■ Stated task: Set the following entries down again exactly, line by line.
[START OF Data]
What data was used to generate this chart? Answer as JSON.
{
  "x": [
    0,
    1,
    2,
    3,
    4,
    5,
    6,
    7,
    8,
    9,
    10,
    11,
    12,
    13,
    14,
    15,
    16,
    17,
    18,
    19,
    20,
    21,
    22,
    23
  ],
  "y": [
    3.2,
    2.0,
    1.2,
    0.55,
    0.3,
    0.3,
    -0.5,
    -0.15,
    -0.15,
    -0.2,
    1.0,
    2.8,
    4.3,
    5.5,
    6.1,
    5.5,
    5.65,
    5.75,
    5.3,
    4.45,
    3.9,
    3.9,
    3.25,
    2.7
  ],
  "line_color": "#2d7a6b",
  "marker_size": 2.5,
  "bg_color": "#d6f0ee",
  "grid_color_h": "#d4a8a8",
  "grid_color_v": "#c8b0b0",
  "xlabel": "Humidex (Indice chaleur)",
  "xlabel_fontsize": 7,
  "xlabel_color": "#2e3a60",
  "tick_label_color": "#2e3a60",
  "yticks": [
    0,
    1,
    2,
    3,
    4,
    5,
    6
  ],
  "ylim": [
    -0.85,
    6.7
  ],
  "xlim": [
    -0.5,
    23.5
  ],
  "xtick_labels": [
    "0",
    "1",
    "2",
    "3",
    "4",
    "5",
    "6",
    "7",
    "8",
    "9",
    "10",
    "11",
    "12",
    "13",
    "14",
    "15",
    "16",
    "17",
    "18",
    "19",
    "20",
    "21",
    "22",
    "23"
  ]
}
[END OF Data]
■ The answer:
What data was used to generate this chart? Answer as JSON.
{
  "x": [
    0,
    1,
    2,
    3,
    4,
    5,
    6,
    7,
    8,
    9,
    10,
    11,
    12,
    13,
    14,
    15,
    16,
    17,
    18,
    19,
    20,
    21,
    22,
    23
  ],
  "y": [
    3.2,
    2.0,
    1.2,
    0.55,
    0.3,
    0.3,
    -0.5,
    -0.15,
    -0.15,
    -0.2,
    1.0,
    2.8,
    4.3,
    5.5,
    6.1,
    5.5,
    5.65,
    5.75,
    5.3,
    4.45,
    3.9,
    3.9,
    3.25,
    2.7
  ],
  "line_color": "#2d7a6b",
  "marker_size": 2.5,
  "bg_color": "#d6f0ee",
  "grid_color_h": "#d4a8a8",
  "grid_color_v": "#c8b0b0",
  "xlabel": "Humidex (Indice chaleur)",
  "xlabel_fontsize": 7,
  "xlabel_color": "#2e3a60",
  "tick_label_color": "#2e3a60",
  "yticks": [
    0,
    1,
    2,
    3,
    4,
    5,
    6
  ],
  "ylim": [
    -0.85,
    6.7
  ],
  "xlim": [
    -0.5,
    23.5
  ],
  "xtick_labels": [
    "0",
    "1",
    "2",
    "3",
    "4",
    "5",
    "6",
    "7",
    "8",
    "9",
    "10",
    "11",
    "12",
    "13",
    "14",
    "15",
    "16",
    "17",
    "18",
    "19",
    "20",
    "21",
    "22",
    "23"
  ]
}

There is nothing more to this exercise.